What you will do
It is required that all of the data be written out exactly.

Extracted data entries
== == ==

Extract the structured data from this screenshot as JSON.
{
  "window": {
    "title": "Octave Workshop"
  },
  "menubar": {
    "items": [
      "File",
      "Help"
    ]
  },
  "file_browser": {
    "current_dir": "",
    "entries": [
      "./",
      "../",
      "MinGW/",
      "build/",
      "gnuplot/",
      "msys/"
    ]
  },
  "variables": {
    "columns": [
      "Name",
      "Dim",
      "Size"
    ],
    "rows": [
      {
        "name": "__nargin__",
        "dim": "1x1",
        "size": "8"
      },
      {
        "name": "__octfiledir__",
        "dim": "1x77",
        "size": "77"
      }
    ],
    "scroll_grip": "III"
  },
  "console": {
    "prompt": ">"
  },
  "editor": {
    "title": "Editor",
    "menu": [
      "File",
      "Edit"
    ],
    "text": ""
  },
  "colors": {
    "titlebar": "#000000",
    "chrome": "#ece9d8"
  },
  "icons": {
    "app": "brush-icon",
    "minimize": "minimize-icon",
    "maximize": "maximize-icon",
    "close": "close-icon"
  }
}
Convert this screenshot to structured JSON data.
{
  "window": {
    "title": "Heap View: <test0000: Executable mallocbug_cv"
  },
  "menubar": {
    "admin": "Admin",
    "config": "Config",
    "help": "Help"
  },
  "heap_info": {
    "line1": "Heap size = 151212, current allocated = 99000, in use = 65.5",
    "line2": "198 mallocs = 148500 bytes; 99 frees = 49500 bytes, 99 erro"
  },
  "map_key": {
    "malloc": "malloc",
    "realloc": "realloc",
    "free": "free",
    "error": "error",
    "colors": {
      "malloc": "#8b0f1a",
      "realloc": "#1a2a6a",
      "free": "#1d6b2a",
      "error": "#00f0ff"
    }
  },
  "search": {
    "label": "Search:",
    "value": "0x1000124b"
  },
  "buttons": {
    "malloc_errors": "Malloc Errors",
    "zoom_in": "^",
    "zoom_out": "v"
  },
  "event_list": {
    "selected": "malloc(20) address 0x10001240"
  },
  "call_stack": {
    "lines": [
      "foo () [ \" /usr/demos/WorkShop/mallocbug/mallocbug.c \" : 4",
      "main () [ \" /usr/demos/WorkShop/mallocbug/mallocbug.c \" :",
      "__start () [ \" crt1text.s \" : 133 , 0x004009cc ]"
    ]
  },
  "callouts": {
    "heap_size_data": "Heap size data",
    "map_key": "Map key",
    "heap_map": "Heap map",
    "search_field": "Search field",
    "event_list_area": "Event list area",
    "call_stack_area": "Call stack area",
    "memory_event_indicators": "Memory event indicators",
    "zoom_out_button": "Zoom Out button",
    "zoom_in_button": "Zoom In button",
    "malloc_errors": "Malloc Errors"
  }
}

== == ==

Task result
Extract the structured data from this screenshot as JSON.
{
  "window": {
    "title": "Octave Workshop"
  },
  "menubar": {
    "items": [
      "File",
      "Help"
    ]
  },
  "file_browser": {
    "current_dir": "",
    "entries": [
      "./",
      "../",
      "MinGW/",
      "build/",
      "gnuplot/",
      "msys/"
    ]
  },
  "variables": {
    "columns": [
      "Name",
      "Dim",
      "Size"
    ],
    "rows": [
      {
        "name": "__nargin__",
        "dim": "1x1",
        "size": "8"
      },
      {
        "name": "__octfiledir__",
        "dim": "1x77",
        "size": "77"
      }
    ],
    "scroll_grip": "III"
  },
  "console": {
    "prompt": ">"
  },
  "editor": {
    "title": "Editor",
    "menu": [
      "File",
      "Edit"
    ],
    "text": ""
  },
  "colors": {
    "titlebar": "#000000",
    "chrome": "#ece9d8"
  },
  "icons": {
    "app": "brush-icon",
    "minimize": "minimize-icon",
    "maximize": "maximize-icon",
    "close": "close-icon"
  }
}
Convert this screenshot to structured JSON data.
{
  "window": {
    "title": "Heap View: <test0000: Executable mallocbug_cv"
  },
  "menubar": {
    "admin": "Admin",
    "config": "Config",
    "help": "Help"
  },
  "heap_info": {
    "line1": "Heap size = 151212, current allocated = 99000, in use = 65.5",
    "line2": "198 mallocs = 148500 bytes; 99 frees = 49500 bytes, 99 erro"
  },
  "map_key": {
    "malloc": "malloc",
    "realloc": "realloc",
    "free": "free",
    "error": "error",
    "colors": {
      "malloc": "#8b0f1a",
      "realloc": "#1a2a6a",
      "free": "#1d6b2a",
      "error": "#00f0ff"
    }
  },
  "search": {
    "label": "Search:",
    "value": "0x1000124b"
  },
  "buttons": {
    "malloc_errors": "Malloc Errors",
    "zoom_in": "^",
    "zoom_out": "v"
  },
  "event_list": {
    "selected": "malloc(20) address 0x10001240"
  },
  "call_stack": {
    "lines": [
      "foo () [ \" /usr/demos/WorkShop/mallocbug/mallocbug.c \" : 4",
      "main () [ \" /usr/demos/WorkShop/mallocbug/mallocbug.c \" :",
      "__start () [ \" crt1text.s \" : 133 , 0x004009cc ]"
    ]
  },
  "callouts": {
    "heap_size_data": "Heap size data",
    "map_key": "Map key",
    "heap_map": "Heap map",
    "search_field": "Search field",
    "event_list_area": "Event list area",
    "call_stack_area": "Call stack area",
    "memory_event_indicators": "Memory event indicators",
    "zoom_out_button": "Zoom Out button",
    "zoom_in_button": "Zoom In button",
    "malloc_errors": "Malloc Errors"
  }
}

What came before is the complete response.